■ Work instructions
Identify the lines that contain the word "Gulf", then copy them.

_ _ _

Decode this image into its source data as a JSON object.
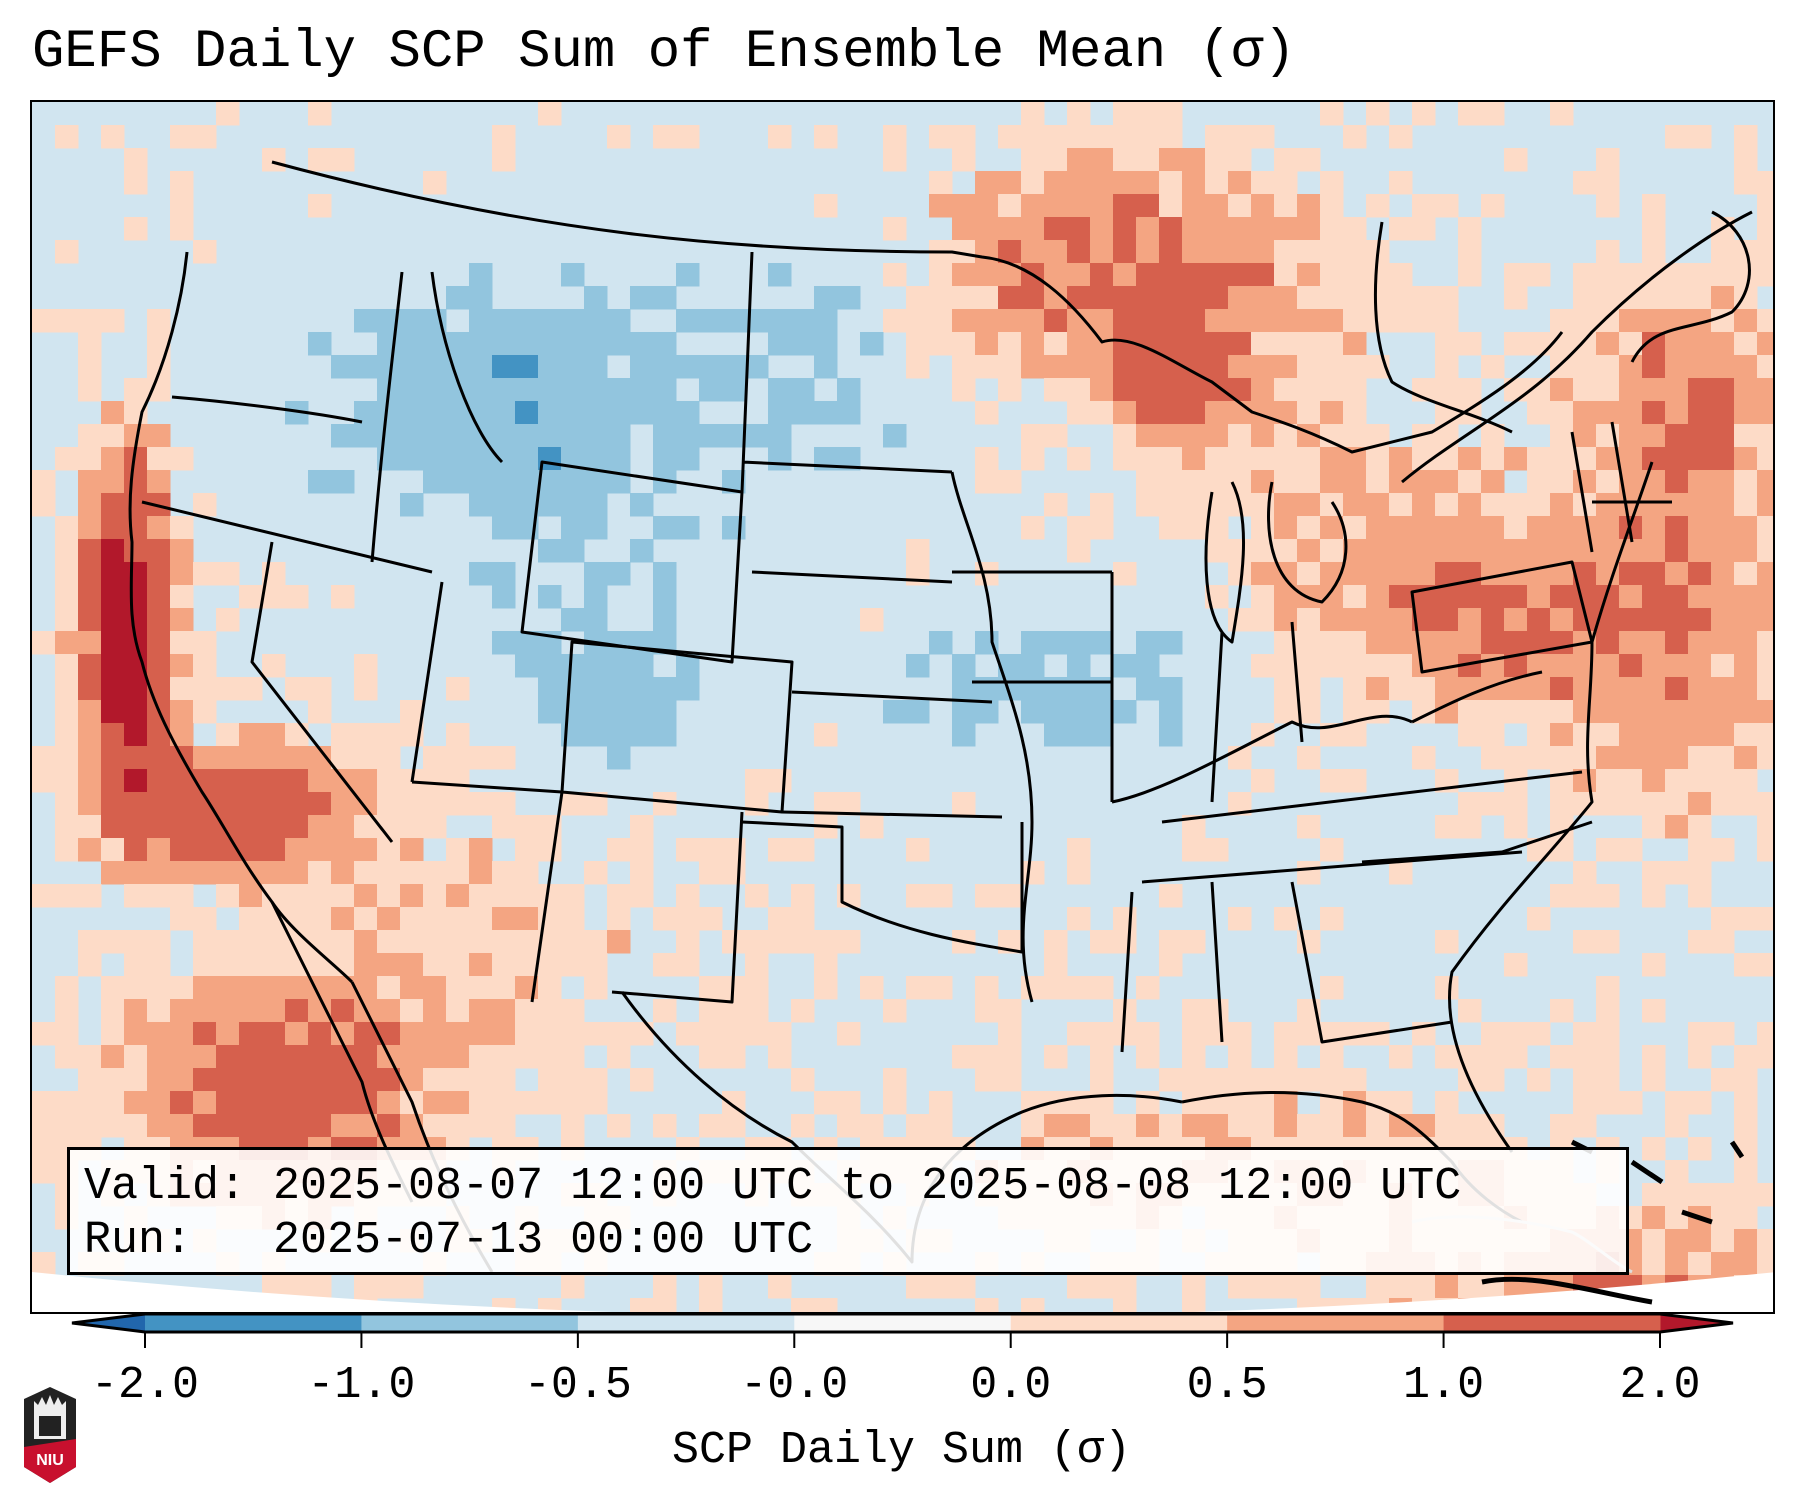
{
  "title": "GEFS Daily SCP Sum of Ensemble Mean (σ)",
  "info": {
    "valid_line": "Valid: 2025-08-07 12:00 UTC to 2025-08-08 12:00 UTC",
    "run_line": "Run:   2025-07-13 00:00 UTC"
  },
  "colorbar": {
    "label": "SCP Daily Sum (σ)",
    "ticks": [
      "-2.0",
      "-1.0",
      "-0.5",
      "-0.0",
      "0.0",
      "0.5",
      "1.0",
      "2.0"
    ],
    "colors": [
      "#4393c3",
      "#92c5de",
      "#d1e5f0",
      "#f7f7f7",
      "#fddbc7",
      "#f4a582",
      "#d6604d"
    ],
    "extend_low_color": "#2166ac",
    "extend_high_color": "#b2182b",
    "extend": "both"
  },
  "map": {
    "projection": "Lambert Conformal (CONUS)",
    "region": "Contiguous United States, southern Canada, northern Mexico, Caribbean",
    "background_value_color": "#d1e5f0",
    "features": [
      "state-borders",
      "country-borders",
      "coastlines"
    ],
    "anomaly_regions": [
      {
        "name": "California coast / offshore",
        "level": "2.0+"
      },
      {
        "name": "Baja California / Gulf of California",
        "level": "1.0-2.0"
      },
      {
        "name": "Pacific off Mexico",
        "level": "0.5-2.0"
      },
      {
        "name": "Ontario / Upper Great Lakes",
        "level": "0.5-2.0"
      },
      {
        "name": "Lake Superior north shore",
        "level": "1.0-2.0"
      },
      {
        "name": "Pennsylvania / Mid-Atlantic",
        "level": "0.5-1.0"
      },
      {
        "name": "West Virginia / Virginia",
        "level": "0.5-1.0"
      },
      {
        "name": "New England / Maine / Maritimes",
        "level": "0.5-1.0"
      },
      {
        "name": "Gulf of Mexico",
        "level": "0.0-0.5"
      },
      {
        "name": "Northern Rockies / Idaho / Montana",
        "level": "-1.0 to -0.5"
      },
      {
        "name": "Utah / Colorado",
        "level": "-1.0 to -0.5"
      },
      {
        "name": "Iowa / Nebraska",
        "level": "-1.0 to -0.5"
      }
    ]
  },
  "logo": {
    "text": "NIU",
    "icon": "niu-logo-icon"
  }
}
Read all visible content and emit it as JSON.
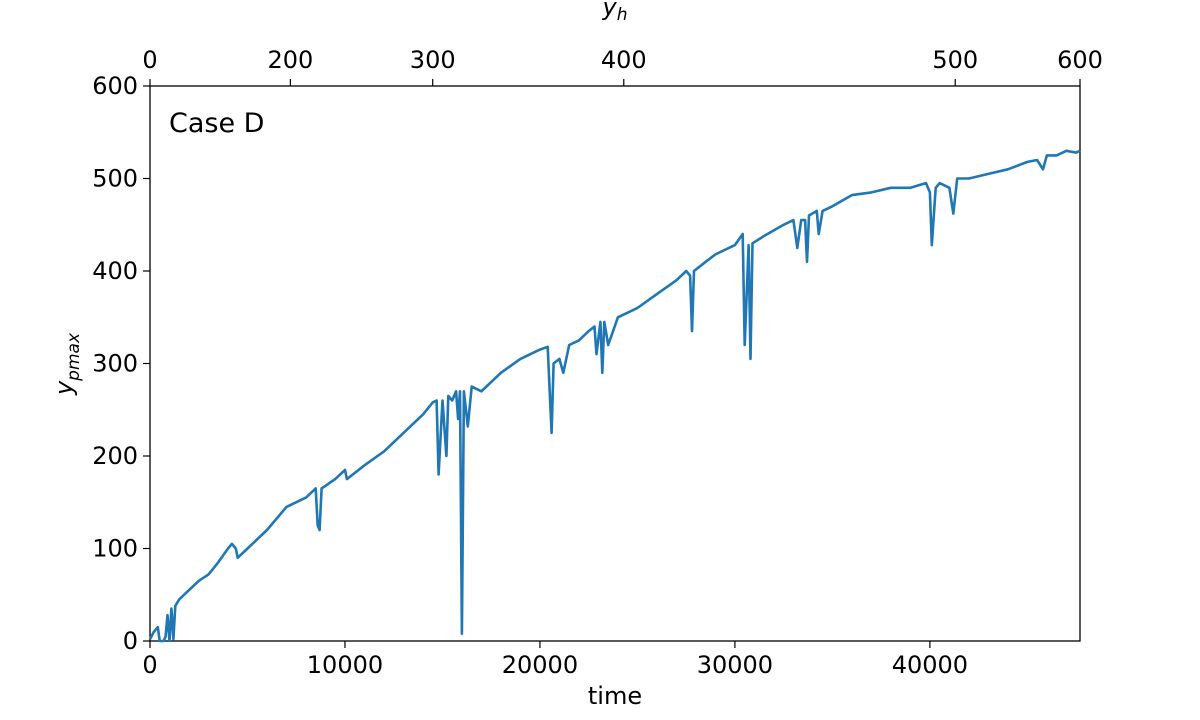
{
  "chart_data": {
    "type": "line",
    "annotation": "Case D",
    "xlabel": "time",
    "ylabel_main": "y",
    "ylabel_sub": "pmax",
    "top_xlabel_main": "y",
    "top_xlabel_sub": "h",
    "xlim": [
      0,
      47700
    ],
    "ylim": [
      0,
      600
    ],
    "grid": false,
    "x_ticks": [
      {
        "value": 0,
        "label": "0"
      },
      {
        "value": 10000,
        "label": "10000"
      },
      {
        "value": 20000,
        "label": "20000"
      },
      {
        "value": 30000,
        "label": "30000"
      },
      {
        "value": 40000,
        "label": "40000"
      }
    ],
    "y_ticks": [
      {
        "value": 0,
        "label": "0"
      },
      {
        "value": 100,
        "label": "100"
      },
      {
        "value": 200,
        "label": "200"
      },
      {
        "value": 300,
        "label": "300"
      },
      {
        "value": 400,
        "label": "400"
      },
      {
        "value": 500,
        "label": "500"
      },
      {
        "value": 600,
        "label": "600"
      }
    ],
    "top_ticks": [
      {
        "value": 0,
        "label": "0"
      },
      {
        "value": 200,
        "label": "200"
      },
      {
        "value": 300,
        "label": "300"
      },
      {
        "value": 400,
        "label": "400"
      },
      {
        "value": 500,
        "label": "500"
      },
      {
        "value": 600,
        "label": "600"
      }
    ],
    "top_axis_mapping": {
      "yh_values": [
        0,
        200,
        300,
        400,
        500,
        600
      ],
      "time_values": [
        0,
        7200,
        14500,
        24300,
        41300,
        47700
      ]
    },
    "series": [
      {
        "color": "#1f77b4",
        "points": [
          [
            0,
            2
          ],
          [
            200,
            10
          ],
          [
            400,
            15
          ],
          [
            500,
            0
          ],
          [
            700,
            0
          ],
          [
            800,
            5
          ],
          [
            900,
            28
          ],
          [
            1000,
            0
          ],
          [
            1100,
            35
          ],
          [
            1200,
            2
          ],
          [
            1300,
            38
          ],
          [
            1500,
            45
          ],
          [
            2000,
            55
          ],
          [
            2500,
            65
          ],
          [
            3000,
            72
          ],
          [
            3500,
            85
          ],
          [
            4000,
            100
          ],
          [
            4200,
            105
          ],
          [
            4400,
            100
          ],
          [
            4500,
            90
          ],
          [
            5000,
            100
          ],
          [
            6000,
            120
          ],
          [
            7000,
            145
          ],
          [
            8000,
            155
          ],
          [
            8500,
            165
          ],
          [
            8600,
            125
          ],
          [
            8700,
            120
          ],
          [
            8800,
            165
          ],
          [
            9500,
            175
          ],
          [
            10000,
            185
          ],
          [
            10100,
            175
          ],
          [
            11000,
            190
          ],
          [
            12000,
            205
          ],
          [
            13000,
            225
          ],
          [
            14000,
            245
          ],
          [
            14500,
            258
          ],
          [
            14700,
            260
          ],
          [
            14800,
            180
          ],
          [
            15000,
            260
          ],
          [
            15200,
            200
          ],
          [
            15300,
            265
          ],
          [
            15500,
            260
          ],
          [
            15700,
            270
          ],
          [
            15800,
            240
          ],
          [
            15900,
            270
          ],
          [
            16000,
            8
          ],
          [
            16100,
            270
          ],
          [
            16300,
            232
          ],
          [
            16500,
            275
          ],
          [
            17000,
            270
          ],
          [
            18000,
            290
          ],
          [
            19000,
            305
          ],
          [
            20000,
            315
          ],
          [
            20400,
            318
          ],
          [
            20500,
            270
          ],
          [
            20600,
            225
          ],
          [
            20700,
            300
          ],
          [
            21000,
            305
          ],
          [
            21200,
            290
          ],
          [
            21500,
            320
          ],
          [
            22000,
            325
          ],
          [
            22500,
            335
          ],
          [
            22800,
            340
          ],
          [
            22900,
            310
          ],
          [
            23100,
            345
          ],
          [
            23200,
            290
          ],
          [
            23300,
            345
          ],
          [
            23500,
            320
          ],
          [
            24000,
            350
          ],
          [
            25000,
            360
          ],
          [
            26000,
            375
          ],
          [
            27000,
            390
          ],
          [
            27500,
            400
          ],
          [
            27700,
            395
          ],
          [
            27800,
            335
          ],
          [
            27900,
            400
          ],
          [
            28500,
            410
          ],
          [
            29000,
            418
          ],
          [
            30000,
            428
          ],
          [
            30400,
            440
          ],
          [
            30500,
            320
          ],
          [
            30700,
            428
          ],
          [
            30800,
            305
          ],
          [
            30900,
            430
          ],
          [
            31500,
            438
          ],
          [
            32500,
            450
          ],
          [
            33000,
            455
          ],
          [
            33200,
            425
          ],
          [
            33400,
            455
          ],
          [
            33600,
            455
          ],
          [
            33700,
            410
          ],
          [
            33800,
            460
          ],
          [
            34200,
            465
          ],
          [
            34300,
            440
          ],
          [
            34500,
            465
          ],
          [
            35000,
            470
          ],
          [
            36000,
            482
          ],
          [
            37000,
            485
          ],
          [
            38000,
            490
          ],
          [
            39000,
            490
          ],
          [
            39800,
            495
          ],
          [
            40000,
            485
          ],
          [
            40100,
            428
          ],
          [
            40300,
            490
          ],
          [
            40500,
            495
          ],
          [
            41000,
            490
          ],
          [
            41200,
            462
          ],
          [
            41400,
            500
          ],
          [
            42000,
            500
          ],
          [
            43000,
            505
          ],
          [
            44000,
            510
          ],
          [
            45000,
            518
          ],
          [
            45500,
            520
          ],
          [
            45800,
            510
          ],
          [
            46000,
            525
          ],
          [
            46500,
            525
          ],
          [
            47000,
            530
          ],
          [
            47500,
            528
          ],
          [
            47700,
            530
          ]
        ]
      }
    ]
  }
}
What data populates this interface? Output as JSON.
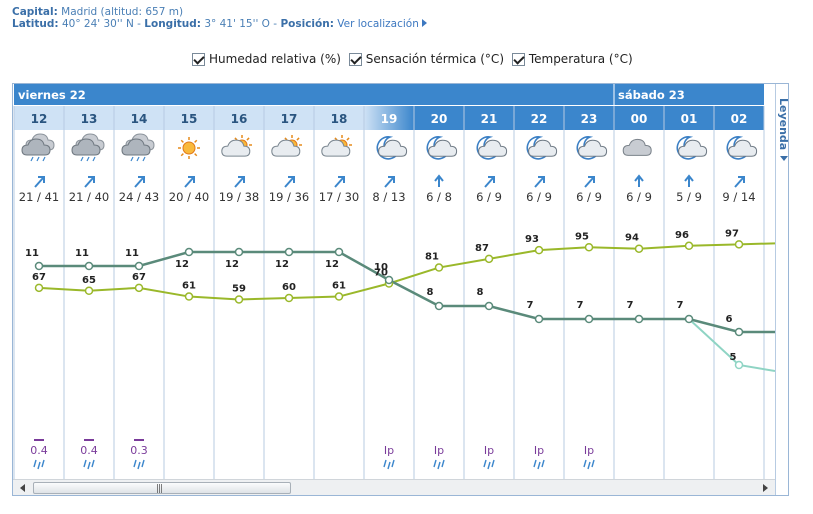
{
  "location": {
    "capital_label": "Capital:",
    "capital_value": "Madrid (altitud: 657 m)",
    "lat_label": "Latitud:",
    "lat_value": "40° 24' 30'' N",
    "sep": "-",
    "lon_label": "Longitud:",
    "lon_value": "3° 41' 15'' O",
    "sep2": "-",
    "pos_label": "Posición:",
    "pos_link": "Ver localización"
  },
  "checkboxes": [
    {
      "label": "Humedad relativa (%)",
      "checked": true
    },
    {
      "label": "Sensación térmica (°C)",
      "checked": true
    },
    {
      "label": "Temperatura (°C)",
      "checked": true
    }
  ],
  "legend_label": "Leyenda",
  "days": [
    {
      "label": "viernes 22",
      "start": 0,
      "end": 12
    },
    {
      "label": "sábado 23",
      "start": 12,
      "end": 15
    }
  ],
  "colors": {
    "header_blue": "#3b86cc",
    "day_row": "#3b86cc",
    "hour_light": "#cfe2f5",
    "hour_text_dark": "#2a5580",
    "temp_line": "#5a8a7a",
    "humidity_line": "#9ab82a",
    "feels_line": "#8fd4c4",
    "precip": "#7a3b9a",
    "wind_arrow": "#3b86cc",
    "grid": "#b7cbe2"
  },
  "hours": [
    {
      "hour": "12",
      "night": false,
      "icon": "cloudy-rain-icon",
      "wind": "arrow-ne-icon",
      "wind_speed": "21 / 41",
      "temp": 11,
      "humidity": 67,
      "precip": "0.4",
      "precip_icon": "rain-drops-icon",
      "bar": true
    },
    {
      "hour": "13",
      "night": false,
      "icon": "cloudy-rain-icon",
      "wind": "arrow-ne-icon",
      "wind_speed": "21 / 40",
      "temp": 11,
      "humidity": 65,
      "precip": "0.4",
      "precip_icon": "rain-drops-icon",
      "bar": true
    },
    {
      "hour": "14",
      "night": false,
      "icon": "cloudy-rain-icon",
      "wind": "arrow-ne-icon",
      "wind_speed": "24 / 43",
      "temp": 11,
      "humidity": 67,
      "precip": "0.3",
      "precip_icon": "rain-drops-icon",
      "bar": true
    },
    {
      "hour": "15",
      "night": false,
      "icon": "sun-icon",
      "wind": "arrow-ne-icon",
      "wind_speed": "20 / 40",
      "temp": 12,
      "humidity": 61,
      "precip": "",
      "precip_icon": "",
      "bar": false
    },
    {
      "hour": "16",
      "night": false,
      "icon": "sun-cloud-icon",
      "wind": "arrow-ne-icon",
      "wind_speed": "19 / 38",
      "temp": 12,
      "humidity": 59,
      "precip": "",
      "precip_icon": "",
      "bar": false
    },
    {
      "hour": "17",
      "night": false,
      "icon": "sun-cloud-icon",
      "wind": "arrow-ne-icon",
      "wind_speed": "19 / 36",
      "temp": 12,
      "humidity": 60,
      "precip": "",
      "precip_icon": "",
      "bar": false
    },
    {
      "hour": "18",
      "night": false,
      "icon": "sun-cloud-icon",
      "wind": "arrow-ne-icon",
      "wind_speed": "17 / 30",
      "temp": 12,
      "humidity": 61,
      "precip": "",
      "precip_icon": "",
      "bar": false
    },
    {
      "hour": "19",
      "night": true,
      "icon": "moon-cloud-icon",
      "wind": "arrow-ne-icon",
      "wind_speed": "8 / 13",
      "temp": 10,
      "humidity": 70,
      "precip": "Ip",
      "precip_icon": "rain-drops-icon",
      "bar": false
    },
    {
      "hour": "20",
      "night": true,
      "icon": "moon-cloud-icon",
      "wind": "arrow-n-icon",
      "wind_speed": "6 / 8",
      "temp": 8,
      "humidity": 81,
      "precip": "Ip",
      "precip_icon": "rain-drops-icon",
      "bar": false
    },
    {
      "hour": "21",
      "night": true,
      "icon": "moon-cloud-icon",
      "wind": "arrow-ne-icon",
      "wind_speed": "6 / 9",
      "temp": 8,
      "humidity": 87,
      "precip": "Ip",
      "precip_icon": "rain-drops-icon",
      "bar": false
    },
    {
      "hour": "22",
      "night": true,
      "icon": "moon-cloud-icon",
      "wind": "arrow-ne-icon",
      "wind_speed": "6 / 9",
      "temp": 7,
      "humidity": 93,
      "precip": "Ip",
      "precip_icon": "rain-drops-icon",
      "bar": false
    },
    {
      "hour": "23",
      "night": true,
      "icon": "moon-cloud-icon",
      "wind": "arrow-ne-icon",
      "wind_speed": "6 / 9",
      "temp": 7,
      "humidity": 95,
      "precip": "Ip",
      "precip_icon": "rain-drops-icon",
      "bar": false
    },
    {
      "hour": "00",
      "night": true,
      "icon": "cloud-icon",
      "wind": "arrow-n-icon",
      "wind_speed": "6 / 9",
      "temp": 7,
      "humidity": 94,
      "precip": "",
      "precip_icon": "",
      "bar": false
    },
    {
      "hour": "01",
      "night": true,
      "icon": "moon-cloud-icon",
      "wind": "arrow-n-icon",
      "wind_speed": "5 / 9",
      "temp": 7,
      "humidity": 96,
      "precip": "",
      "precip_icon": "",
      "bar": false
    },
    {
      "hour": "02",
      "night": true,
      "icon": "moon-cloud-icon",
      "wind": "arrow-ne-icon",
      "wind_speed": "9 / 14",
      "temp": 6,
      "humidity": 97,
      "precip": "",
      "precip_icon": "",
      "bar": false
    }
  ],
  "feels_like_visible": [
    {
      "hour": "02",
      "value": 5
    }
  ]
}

_ _ _

■ Completed task
        "name": "Baja California / Gulf of California",
        "name": "Gulf of Mexico",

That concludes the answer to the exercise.